### Task inputs

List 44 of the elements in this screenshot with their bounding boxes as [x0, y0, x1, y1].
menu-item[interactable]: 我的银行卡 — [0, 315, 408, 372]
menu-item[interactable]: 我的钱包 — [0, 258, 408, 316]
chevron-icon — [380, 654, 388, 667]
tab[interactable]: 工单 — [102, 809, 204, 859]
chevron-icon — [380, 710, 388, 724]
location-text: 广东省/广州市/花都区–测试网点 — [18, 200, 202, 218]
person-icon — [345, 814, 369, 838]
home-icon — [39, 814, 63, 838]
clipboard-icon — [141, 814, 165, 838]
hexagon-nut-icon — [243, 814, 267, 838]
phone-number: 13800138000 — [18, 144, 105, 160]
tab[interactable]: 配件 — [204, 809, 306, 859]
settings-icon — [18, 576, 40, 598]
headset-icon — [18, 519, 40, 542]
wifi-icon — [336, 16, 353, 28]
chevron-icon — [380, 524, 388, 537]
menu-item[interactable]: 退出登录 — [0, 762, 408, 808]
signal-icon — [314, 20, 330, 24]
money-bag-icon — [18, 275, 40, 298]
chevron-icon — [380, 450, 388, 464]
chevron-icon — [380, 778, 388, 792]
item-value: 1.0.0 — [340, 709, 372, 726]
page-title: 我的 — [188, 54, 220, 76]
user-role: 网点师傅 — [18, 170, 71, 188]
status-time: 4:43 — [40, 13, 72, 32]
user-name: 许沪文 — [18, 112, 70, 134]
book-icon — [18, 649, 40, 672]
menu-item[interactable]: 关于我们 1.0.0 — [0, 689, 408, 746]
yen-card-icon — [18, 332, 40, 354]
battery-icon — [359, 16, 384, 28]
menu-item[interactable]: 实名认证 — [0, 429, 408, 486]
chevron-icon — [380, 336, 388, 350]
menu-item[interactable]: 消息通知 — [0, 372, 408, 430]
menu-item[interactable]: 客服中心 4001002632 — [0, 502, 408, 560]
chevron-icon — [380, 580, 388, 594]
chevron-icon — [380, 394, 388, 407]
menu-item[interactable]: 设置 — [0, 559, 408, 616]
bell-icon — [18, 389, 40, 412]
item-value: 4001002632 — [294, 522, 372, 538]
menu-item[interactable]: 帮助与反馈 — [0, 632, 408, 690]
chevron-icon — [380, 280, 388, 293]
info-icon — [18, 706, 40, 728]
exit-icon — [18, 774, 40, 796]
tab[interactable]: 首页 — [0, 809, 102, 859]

### Task prompt
How many lines of the material contain the string "interactable"? Case counts, and the reply should be the number alone.

### Output of the task
12